▶ **Page extract**
──────
Benchmark suite for Flatseek and competitor search engines (Elasticsearch, SQLite, Typesense, ZincSearch, Tantivy, Whoosh, DuckDB).

These details have been verified by PyPI

Project links

GitHub Statistics

Maintainers

judotens

These details have not been verified by PyPI

Project links

Project description

Flatbench

Search engine benchmark suite — compare Flatseek against Elasticsearch, tantivy, Typesense, Whoosh, ZincSearch, SQLite, and DuckDB.

Benchmarks: build speed, search latency, wildcard, range queries, and aggregations. Results saved as JSON + Markdown to ./output/.

Install

pip install flatbench

Requires Python ≥ 3.10, Docker (for full engine comparison).

Quick Start

1. Start all search engines (Docker)

make up

Starts: Flatseek API (port 8000), Elasticsearch (9200), Typesense (8108), ZincSearch (4080).

2. Generate a dataset

flatbench generate --schema article --rows 500000 -o ./data/article.csv

3. Run benchmark comparison

flatbench compare --engines flatseek_cli,elasticsearch,tantivy,typesense,whoosh,zincsearch --sizes 500000 --schema article

Results → output/benchmark_YYYYMMDD_HHMMSS.json + .md.
──────
▶ **Short task**
Write out the part of the Flatbench page between "flatbench generate --schema" and "output/benchmark_YYYYMMDD_HHMMSS.json + .md.", inclusive. The listing that follows comes from a different source than the Flatbench page above.
──────
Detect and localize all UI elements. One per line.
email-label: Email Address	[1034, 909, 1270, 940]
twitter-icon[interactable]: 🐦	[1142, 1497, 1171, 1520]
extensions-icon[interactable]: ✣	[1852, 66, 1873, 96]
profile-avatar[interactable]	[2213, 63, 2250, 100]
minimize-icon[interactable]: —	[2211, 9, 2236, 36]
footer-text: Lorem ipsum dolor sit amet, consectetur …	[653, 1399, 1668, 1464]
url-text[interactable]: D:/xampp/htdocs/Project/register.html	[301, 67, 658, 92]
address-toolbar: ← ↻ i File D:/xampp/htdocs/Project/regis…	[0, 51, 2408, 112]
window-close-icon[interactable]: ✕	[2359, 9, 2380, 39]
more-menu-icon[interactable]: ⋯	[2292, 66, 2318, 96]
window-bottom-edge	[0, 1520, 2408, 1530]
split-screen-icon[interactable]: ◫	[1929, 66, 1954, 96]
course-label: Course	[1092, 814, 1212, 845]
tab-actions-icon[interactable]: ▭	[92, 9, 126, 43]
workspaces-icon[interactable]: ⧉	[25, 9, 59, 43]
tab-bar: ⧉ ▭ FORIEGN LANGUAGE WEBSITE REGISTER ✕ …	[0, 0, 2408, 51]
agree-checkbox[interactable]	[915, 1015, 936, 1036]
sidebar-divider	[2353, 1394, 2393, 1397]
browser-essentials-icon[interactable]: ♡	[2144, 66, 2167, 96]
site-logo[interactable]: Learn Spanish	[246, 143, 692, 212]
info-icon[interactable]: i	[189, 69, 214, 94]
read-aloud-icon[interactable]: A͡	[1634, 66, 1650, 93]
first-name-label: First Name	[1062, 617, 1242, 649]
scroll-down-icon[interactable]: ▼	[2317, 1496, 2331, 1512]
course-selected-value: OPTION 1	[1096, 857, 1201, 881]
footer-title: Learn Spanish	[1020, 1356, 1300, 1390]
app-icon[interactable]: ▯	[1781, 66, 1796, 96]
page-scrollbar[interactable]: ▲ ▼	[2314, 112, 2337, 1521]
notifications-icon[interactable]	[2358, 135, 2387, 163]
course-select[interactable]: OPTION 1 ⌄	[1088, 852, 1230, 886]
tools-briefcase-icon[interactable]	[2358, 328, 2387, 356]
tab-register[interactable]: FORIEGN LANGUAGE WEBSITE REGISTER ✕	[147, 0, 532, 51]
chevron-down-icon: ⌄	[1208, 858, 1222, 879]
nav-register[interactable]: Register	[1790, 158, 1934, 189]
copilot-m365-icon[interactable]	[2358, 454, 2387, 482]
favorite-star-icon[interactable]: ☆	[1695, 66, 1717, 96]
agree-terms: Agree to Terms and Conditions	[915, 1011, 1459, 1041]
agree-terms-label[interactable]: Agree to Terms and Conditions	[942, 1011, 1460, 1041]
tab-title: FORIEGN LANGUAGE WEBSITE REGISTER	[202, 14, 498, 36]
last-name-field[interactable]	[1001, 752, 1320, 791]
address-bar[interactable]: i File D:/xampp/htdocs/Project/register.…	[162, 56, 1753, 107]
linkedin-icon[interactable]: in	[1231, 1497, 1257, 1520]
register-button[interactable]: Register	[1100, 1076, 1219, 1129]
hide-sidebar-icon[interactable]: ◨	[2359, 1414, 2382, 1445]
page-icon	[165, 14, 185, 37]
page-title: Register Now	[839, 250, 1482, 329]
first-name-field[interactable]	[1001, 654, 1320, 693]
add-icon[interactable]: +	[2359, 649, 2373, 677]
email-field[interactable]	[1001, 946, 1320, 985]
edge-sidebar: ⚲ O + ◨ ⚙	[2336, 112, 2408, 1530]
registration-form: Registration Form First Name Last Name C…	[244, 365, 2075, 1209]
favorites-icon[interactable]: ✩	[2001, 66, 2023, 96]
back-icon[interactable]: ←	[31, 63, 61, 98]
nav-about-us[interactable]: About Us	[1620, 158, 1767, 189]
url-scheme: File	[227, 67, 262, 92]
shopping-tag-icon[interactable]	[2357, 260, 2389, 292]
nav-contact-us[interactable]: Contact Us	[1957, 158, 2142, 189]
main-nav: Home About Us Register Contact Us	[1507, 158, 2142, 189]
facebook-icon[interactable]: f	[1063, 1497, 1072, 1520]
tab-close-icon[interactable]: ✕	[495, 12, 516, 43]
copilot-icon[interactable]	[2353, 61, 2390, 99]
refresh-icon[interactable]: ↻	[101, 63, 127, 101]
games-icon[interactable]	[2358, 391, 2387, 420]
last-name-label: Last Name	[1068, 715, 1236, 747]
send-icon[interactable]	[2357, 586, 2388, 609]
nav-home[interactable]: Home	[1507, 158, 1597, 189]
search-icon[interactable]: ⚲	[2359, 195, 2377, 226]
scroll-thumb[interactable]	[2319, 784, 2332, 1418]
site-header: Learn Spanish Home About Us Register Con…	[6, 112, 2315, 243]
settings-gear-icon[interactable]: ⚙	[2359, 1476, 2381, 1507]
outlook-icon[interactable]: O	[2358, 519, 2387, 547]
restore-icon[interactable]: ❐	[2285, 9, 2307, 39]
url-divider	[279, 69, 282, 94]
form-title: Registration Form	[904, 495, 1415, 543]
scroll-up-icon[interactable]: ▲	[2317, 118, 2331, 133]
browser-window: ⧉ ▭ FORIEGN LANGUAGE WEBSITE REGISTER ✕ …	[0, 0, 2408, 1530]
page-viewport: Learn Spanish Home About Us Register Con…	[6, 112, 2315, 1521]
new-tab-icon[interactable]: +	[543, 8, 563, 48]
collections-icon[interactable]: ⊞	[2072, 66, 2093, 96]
──────
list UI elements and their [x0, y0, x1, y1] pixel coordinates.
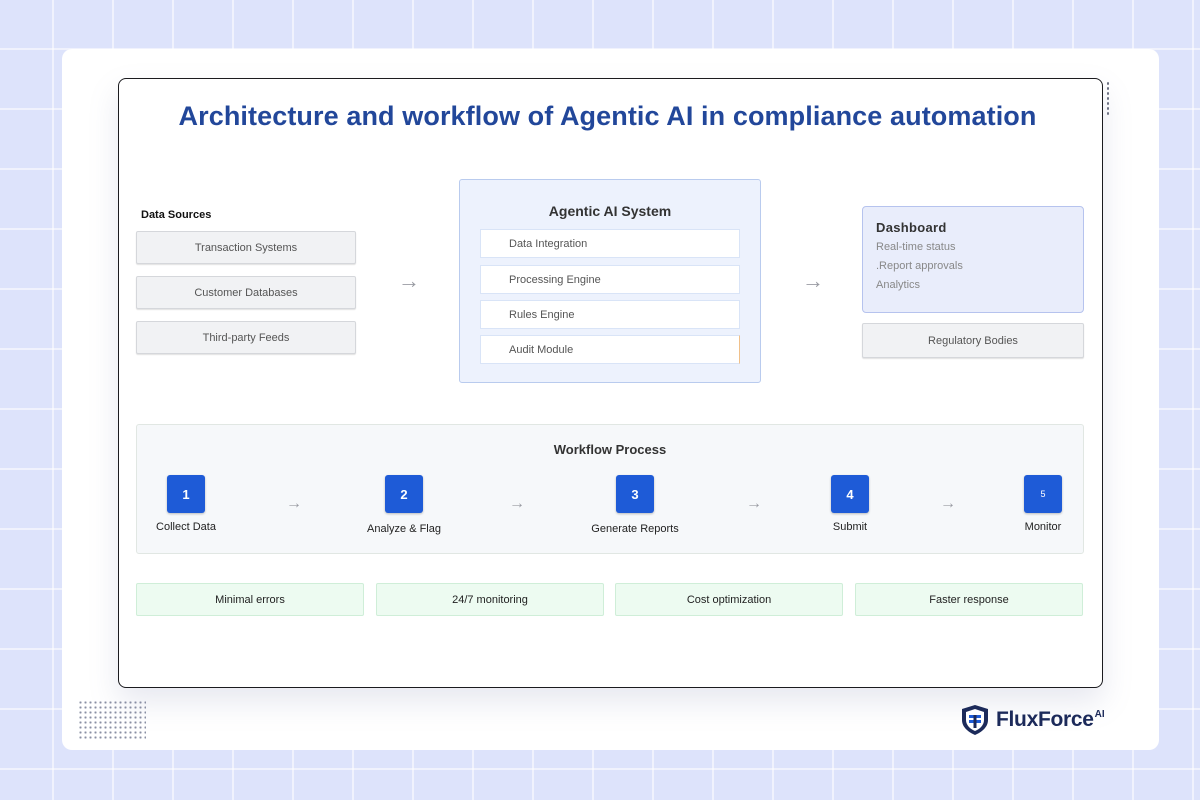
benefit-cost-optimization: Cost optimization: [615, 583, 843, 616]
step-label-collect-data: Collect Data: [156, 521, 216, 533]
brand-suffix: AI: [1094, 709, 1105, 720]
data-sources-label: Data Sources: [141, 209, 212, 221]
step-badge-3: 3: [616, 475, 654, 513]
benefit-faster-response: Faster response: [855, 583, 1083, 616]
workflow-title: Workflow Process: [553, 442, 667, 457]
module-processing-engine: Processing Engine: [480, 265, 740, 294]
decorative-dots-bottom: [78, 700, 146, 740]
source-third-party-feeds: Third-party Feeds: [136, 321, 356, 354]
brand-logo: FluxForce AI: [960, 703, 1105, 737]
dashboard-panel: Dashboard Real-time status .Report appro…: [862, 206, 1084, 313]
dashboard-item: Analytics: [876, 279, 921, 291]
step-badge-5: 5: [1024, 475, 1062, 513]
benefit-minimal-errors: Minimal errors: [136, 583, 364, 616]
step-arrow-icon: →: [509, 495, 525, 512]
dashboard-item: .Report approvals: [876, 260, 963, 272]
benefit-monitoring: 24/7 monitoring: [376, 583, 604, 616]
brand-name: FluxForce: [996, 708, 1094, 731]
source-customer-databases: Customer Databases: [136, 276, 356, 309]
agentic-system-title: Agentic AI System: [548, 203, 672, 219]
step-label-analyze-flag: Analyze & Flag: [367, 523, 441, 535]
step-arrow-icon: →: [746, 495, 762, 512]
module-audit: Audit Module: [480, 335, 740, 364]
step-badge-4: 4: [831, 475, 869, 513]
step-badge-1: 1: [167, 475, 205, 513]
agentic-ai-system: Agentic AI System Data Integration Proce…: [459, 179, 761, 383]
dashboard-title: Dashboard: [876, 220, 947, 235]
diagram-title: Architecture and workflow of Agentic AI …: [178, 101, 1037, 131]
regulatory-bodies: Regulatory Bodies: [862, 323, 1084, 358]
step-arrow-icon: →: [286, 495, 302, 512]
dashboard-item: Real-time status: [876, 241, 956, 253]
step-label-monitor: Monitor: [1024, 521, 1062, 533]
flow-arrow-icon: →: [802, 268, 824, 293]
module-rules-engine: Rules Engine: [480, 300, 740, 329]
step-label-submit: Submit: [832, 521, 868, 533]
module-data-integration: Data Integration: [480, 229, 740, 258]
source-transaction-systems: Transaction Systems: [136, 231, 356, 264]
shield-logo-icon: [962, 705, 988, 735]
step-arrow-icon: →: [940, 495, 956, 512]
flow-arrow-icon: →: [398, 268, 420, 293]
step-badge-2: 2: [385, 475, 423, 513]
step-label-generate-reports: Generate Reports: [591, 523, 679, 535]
──────
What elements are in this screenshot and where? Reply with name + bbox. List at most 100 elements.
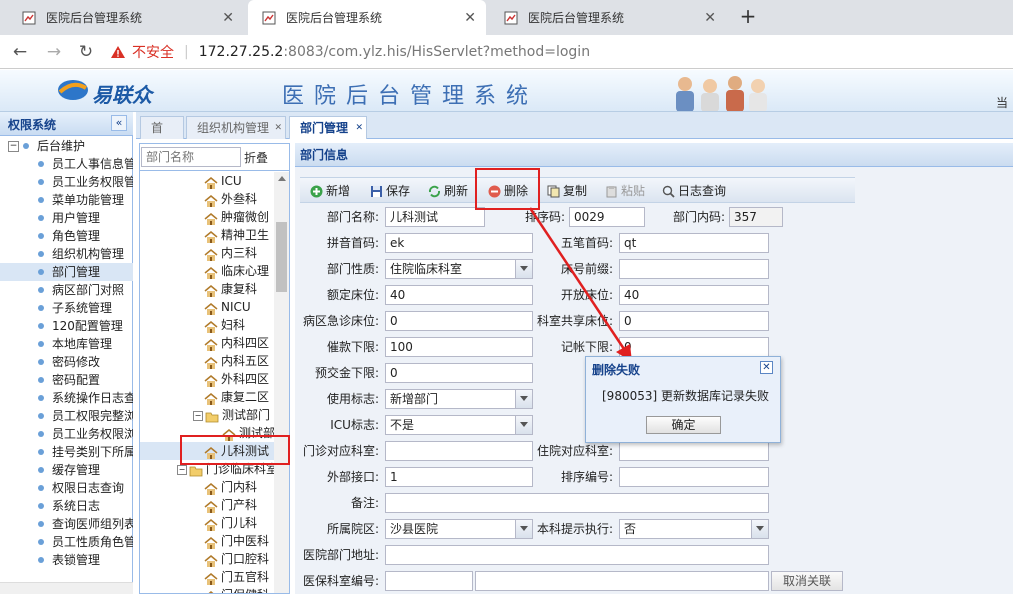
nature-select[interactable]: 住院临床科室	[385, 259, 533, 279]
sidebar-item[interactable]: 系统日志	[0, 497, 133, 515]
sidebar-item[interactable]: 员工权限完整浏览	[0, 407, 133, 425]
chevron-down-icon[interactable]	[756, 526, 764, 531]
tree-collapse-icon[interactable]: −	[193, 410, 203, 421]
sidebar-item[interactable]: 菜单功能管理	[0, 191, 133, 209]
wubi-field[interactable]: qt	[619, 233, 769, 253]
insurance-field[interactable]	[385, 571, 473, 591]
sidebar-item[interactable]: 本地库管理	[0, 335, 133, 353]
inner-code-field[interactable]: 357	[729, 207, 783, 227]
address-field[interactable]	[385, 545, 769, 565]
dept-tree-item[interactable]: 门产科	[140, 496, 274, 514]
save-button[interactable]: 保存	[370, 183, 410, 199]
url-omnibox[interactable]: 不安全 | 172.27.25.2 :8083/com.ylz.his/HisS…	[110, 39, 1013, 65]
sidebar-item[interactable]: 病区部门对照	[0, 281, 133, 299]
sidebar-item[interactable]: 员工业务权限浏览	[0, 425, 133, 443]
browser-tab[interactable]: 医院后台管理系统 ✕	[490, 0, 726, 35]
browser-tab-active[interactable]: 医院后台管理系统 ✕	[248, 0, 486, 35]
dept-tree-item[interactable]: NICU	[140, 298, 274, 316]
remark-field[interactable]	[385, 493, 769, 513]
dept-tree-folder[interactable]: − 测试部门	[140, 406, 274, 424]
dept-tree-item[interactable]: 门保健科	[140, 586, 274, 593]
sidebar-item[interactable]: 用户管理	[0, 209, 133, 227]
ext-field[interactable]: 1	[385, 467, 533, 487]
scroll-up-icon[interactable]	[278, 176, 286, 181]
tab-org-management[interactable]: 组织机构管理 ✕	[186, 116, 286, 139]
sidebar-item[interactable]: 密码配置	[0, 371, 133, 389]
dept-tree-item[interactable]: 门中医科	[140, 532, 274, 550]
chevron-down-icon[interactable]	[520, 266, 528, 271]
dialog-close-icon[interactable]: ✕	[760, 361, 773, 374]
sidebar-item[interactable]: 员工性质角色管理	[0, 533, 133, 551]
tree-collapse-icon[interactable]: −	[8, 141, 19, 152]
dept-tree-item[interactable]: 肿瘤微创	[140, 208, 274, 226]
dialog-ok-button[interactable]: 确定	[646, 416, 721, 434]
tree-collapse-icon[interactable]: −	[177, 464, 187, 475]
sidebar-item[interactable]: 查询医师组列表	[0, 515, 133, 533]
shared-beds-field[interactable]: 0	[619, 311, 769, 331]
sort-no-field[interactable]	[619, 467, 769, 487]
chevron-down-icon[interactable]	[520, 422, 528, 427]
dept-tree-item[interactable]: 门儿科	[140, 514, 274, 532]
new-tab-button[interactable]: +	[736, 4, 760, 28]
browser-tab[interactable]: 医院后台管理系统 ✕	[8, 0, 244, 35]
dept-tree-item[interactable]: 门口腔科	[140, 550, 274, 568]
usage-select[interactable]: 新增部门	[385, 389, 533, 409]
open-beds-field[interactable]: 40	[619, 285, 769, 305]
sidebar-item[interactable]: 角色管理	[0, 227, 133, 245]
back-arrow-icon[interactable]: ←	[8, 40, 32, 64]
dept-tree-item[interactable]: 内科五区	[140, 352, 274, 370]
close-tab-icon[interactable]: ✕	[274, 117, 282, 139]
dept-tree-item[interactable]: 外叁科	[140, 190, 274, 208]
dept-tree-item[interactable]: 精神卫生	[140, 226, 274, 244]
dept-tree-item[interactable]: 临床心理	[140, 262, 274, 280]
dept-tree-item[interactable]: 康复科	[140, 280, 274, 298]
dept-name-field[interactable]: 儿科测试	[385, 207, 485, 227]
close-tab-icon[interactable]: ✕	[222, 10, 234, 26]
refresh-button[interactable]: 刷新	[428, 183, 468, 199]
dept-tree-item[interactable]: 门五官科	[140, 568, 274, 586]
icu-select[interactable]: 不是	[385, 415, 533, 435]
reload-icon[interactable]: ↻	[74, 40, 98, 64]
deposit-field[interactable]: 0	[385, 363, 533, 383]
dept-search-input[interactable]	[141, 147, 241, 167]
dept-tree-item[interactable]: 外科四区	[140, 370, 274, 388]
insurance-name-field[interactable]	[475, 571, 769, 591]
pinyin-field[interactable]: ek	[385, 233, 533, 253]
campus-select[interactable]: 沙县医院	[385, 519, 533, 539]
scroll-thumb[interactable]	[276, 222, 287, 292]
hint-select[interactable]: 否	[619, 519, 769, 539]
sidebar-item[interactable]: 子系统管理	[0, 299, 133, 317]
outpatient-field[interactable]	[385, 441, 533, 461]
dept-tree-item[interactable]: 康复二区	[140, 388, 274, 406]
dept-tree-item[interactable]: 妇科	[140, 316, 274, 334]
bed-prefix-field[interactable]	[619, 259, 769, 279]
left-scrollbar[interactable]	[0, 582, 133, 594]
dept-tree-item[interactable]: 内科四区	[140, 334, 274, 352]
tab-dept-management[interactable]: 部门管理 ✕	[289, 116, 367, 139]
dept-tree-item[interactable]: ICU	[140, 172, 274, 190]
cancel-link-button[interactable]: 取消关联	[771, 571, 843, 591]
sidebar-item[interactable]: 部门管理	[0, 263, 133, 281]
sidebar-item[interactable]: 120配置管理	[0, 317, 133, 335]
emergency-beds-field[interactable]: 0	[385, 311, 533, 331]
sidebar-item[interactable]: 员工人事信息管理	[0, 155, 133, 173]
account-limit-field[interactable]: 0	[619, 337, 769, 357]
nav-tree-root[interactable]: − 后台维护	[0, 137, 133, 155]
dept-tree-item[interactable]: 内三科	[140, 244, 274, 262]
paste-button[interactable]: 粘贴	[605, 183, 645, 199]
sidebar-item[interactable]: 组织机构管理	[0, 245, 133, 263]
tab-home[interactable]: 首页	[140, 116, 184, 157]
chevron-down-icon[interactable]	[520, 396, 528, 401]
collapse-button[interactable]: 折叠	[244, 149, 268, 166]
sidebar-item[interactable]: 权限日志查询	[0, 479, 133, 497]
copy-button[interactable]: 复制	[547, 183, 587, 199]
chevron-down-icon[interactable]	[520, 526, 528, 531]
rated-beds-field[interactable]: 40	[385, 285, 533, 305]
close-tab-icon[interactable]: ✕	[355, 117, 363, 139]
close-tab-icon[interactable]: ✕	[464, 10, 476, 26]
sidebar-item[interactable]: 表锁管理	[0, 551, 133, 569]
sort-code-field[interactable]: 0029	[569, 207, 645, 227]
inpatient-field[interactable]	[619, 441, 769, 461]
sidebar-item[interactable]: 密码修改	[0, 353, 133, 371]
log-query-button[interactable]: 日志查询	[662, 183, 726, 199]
──────
▶ **Result of this task**
flatbench generate --schema article --rows 500000 -o ./data/article.csv

3. Run benchmark comparison

flatbench compare --engines flatseek_cli,elasticsearch,tantivy,typesense,whoosh,zincsearch --sizes 500000 --schema article

Results → output/benchmark_YYYYMMDD_HHMMSS.json + .md.